▶ [Problem statement]
All lines in the data bearing the string "Dotations" should be identified and copied.

(Dataset records)
[BEGIN]
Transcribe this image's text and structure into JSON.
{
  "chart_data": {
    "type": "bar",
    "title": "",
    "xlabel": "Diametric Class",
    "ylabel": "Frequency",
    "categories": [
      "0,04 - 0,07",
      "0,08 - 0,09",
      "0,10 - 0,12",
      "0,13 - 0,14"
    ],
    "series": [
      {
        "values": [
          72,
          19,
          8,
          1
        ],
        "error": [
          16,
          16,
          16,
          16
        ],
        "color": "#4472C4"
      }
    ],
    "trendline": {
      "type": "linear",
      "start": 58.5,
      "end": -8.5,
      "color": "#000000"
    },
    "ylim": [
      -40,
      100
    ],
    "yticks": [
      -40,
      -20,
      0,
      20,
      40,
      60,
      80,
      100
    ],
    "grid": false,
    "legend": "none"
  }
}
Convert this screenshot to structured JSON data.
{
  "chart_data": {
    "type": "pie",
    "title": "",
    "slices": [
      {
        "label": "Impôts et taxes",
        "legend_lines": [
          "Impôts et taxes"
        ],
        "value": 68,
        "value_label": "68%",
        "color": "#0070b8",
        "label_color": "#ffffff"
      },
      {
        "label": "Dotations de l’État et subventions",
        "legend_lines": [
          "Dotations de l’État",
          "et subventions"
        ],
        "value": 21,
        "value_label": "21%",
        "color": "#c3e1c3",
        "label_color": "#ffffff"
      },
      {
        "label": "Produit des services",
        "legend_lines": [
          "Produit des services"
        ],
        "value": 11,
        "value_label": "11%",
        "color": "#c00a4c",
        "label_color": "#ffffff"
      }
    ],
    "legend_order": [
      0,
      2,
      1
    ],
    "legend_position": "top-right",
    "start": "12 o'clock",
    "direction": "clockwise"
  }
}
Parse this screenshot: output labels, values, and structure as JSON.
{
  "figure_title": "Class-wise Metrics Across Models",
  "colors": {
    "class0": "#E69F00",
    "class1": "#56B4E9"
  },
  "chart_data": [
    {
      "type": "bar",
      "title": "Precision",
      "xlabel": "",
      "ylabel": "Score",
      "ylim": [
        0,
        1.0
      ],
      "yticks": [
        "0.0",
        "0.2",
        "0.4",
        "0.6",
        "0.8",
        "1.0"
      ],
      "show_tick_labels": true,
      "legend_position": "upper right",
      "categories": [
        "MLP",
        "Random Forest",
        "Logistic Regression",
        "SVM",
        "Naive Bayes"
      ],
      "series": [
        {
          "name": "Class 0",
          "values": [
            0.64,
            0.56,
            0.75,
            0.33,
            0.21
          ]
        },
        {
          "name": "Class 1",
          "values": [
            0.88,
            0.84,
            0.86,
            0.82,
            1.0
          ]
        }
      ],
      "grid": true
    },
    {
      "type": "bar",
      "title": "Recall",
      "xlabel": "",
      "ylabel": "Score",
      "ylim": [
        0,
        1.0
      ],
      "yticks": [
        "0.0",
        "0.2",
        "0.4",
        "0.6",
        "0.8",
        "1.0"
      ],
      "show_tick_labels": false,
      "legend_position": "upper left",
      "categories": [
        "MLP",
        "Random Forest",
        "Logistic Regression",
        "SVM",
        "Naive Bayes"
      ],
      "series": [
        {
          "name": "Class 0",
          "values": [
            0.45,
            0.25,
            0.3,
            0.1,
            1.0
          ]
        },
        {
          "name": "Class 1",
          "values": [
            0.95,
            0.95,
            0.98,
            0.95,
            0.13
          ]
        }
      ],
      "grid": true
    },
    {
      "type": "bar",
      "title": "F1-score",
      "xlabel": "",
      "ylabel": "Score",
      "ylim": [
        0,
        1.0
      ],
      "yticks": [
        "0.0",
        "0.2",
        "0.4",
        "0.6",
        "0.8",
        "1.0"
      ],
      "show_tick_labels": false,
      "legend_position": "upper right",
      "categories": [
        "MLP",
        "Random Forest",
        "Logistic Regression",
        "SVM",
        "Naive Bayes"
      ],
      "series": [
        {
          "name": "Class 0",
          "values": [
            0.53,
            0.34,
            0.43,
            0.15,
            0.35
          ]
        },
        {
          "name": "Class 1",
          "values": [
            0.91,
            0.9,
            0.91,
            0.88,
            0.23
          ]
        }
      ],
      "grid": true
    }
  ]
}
[END]
▶ [Written response]
        "label": "Dotations de l’État et subventions",
          "Dotations de l’État",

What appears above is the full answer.